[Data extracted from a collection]
======
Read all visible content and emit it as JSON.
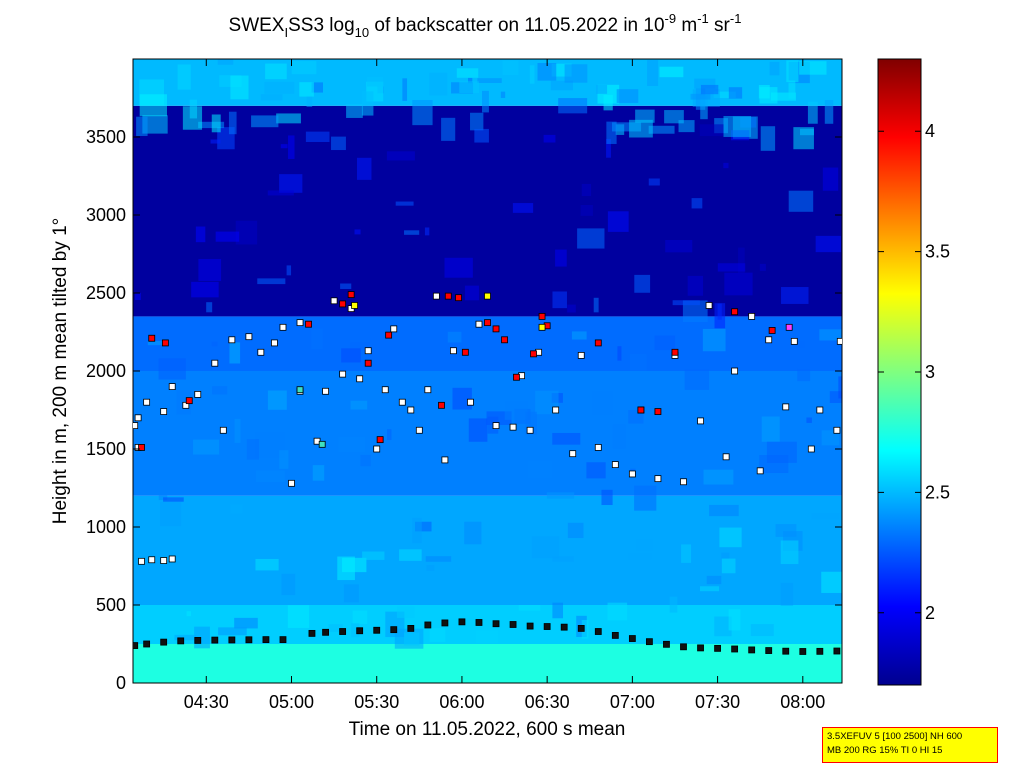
{
  "chart_data": {
    "type": "heatmap",
    "title": {
      "prefix": "SWEX",
      "subscript": "I",
      "middle": "SS3 log",
      "log_base": "10",
      "suffix": " of backscatter on 11.05.2022 in 10",
      "unit_exp1": "-9",
      "unit_m": " m",
      "unit_exp2": "-1",
      "unit_sr": " sr",
      "unit_exp3": "-1"
    },
    "xlabel": "Time on 11.05.2022, 600 s mean",
    "ylabel": "Height in m, 200 m mean tilted by 1°",
    "x_ticks": [
      "04:30",
      "05:00",
      "05:30",
      "06:00",
      "06:30",
      "07:00",
      "07:30",
      "08:00"
    ],
    "x_tick_hours": [
      4.5,
      5.0,
      5.5,
      6.0,
      6.5,
      7.0,
      7.5,
      8.0
    ],
    "xlim_hours": [
      4.07,
      8.23
    ],
    "y_ticks": [
      0,
      500,
      1000,
      1500,
      2000,
      2500,
      3000,
      3500
    ],
    "ylim": [
      0,
      4000
    ],
    "colorbar": {
      "ticks": [
        2,
        2.5,
        3,
        3.5,
        4
      ],
      "tick_labels": [
        "2",
        "2.5",
        "3",
        "3.5",
        "4"
      ],
      "range": [
        1.7,
        4.3
      ],
      "colormap": "jet"
    },
    "field_levels": [
      {
        "height_range": [
          0,
          250
        ],
        "value": 2.75
      },
      {
        "height_range": [
          250,
          500
        ],
        "value": 2.55
      },
      {
        "height_range": [
          500,
          1200
        ],
        "value": 2.45
      },
      {
        "height_range": [
          1200,
          2000
        ],
        "value": 2.35
      },
      {
        "height_range": [
          2000,
          2350
        ],
        "value": 2.3
      },
      {
        "height_range": [
          2350,
          3700
        ],
        "value": 1.78
      },
      {
        "height_range": [
          3700,
          4000
        ],
        "value": 2.5
      }
    ],
    "series": [
      {
        "marker": "square",
        "points": [
          {
            "x": 4.08,
            "y": 240
          },
          {
            "x": 4.15,
            "y": 250
          },
          {
            "x": 4.25,
            "y": 262
          },
          {
            "x": 4.35,
            "y": 270
          },
          {
            "x": 4.45,
            "y": 273
          },
          {
            "x": 4.55,
            "y": 275
          },
          {
            "x": 4.65,
            "y": 276
          },
          {
            "x": 4.75,
            "y": 277
          },
          {
            "x": 4.85,
            "y": 278
          },
          {
            "x": 4.95,
            "y": 278
          },
          {
            "x": 5.12,
            "y": 318
          },
          {
            "x": 5.2,
            "y": 325
          },
          {
            "x": 5.3,
            "y": 330
          },
          {
            "x": 5.4,
            "y": 335
          },
          {
            "x": 5.5,
            "y": 338
          },
          {
            "x": 5.6,
            "y": 342
          },
          {
            "x": 5.7,
            "y": 350
          },
          {
            "x": 5.8,
            "y": 372
          },
          {
            "x": 5.9,
            "y": 385
          },
          {
            "x": 6.0,
            "y": 392
          },
          {
            "x": 6.1,
            "y": 388
          },
          {
            "x": 6.2,
            "y": 380
          },
          {
            "x": 6.3,
            "y": 375
          },
          {
            "x": 6.4,
            "y": 365
          },
          {
            "x": 6.5,
            "y": 362
          },
          {
            "x": 6.6,
            "y": 358
          },
          {
            "x": 6.7,
            "y": 350
          },
          {
            "x": 6.8,
            "y": 330
          },
          {
            "x": 6.9,
            "y": 305
          },
          {
            "x": 7.0,
            "y": 285
          },
          {
            "x": 7.1,
            "y": 265
          },
          {
            "x": 7.2,
            "y": 248
          },
          {
            "x": 7.3,
            "y": 232
          },
          {
            "x": 7.4,
            "y": 225
          },
          {
            "x": 7.5,
            "y": 222
          },
          {
            "x": 7.6,
            "y": 218
          },
          {
            "x": 7.7,
            "y": 212
          },
          {
            "x": 7.8,
            "y": 208
          },
          {
            "x": 7.9,
            "y": 204
          },
          {
            "x": 8.0,
            "y": 202
          },
          {
            "x": 8.1,
            "y": 203
          },
          {
            "x": 8.2,
            "y": 205
          },
          {
            "x": 4.12,
            "y": 780
          },
          {
            "x": 4.18,
            "y": 790
          },
          {
            "x": 4.25,
            "y": 785
          },
          {
            "x": 4.3,
            "y": 795
          },
          {
            "x": 4.1,
            "y": 1700
          },
          {
            "x": 4.08,
            "y": 1650
          },
          {
            "x": 4.1,
            "y": 1510
          },
          {
            "x": 4.15,
            "y": 1800
          },
          {
            "x": 4.25,
            "y": 1740
          },
          {
            "x": 4.3,
            "y": 1900
          },
          {
            "x": 4.38,
            "y": 1780
          },
          {
            "x": 4.45,
            "y": 1850
          },
          {
            "x": 4.55,
            "y": 2050
          },
          {
            "x": 4.6,
            "y": 1620
          },
          {
            "x": 4.65,
            "y": 2200
          },
          {
            "x": 4.75,
            "y": 2220
          },
          {
            "x": 4.82,
            "y": 2120
          },
          {
            "x": 4.9,
            "y": 2180
          },
          {
            "x": 4.95,
            "y": 2280
          },
          {
            "x": 5.05,
            "y": 1870
          },
          {
            "x": 5.0,
            "y": 1280
          },
          {
            "x": 5.05,
            "y": 2310
          },
          {
            "x": 5.15,
            "y": 1550
          },
          {
            "x": 5.2,
            "y": 1870
          },
          {
            "x": 5.25,
            "y": 2450
          },
          {
            "x": 5.3,
            "y": 1980
          },
          {
            "x": 5.35,
            "y": 2400
          },
          {
            "x": 5.4,
            "y": 1950
          },
          {
            "x": 5.45,
            "y": 2130
          },
          {
            "x": 5.5,
            "y": 1500
          },
          {
            "x": 5.55,
            "y": 1880
          },
          {
            "x": 5.6,
            "y": 2270
          },
          {
            "x": 5.65,
            "y": 1800
          },
          {
            "x": 5.7,
            "y": 1750
          },
          {
            "x": 5.75,
            "y": 1620
          },
          {
            "x": 5.8,
            "y": 1880
          },
          {
            "x": 5.85,
            "y": 2480
          },
          {
            "x": 5.9,
            "y": 1430
          },
          {
            "x": 5.95,
            "y": 2130
          },
          {
            "x": 6.05,
            "y": 1800
          },
          {
            "x": 6.1,
            "y": 2300
          },
          {
            "x": 6.2,
            "y": 1650
          },
          {
            "x": 6.3,
            "y": 1640
          },
          {
            "x": 6.35,
            "y": 1970
          },
          {
            "x": 6.4,
            "y": 1620
          },
          {
            "x": 6.45,
            "y": 2120
          },
          {
            "x": 6.55,
            "y": 1750
          },
          {
            "x": 6.65,
            "y": 1470
          },
          {
            "x": 6.7,
            "y": 2100
          },
          {
            "x": 6.8,
            "y": 1510
          },
          {
            "x": 6.9,
            "y": 1400
          },
          {
            "x": 7.0,
            "y": 1340
          },
          {
            "x": 7.05,
            "y": 1750
          },
          {
            "x": 7.15,
            "y": 1310
          },
          {
            "x": 7.25,
            "y": 2100
          },
          {
            "x": 7.3,
            "y": 1290
          },
          {
            "x": 7.4,
            "y": 1680
          },
          {
            "x": 7.45,
            "y": 2420
          },
          {
            "x": 7.55,
            "y": 1450
          },
          {
            "x": 7.6,
            "y": 2000
          },
          {
            "x": 7.7,
            "y": 2350
          },
          {
            "x": 7.75,
            "y": 1360
          },
          {
            "x": 7.8,
            "y": 2200
          },
          {
            "x": 7.9,
            "y": 1770
          },
          {
            "x": 7.95,
            "y": 2190
          },
          {
            "x": 8.05,
            "y": 1500
          },
          {
            "x": 8.1,
            "y": 1750
          },
          {
            "x": 8.2,
            "y": 1620
          },
          {
            "x": 8.22,
            "y": 2190
          }
        ]
      },
      {
        "marker": "square",
        "points": [
          {
            "x": 4.18,
            "y": 2210
          },
          {
            "x": 4.26,
            "y": 2180
          },
          {
            "x": 4.12,
            "y": 1510
          },
          {
            "x": 4.4,
            "y": 1810
          },
          {
            "x": 5.1,
            "y": 2300
          },
          {
            "x": 5.3,
            "y": 2430
          },
          {
            "x": 5.35,
            "y": 2490
          },
          {
            "x": 5.45,
            "y": 2050
          },
          {
            "x": 5.52,
            "y": 1560
          },
          {
            "x": 5.57,
            "y": 2230
          },
          {
            "x": 5.88,
            "y": 1780
          },
          {
            "x": 5.92,
            "y": 2480
          },
          {
            "x": 5.98,
            "y": 2470
          },
          {
            "x": 6.02,
            "y": 2120
          },
          {
            "x": 6.15,
            "y": 2310
          },
          {
            "x": 6.2,
            "y": 2270
          },
          {
            "x": 6.25,
            "y": 2200
          },
          {
            "x": 6.32,
            "y": 1960
          },
          {
            "x": 6.42,
            "y": 2110
          },
          {
            "x": 6.47,
            "y": 2350
          },
          {
            "x": 6.5,
            "y": 2290
          },
          {
            "x": 6.8,
            "y": 2180
          },
          {
            "x": 7.05,
            "y": 1750
          },
          {
            "x": 7.15,
            "y": 1740
          },
          {
            "x": 7.25,
            "y": 2120
          },
          {
            "x": 7.6,
            "y": 2380
          },
          {
            "x": 7.82,
            "y": 2260
          }
        ]
      },
      {
        "marker": "square",
        "points": [
          {
            "x": 6.15,
            "y": 2480
          },
          {
            "x": 6.47,
            "y": 2280
          },
          {
            "x": 5.37,
            "y": 2420
          }
        ]
      },
      {
        "marker": "square",
        "points": [
          {
            "x": 5.05,
            "y": 1880
          },
          {
            "x": 5.18,
            "y": 1530
          }
        ]
      },
      {
        "marker": "square",
        "points": [
          {
            "x": 7.92,
            "y": 2280
          }
        ]
      }
    ]
  },
  "info_box": {
    "line1": "3.5XEFUV 5 [100 2500] NH 600",
    "line2": "MB 200 RG 15% TI 0 HI 15"
  },
  "colors": {
    "marker_white": "#ffffff",
    "marker_red": "#ff0000",
    "marker_yellow": "#ffff00",
    "marker_cyan": "#40e0c0",
    "marker_magenta": "#ff40ff",
    "marker_edge": "#000000",
    "box_fill": "#ffff00",
    "box_border": "#ff0000"
  }
}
======
### Set task
In the records above, collect each line with "value".

### Response
        "value": 2.75
        "value": 2.55
        "value": 2.45
        "value": 2.35
        "value": 2.3
        "value": 1.78
        "value": 2.5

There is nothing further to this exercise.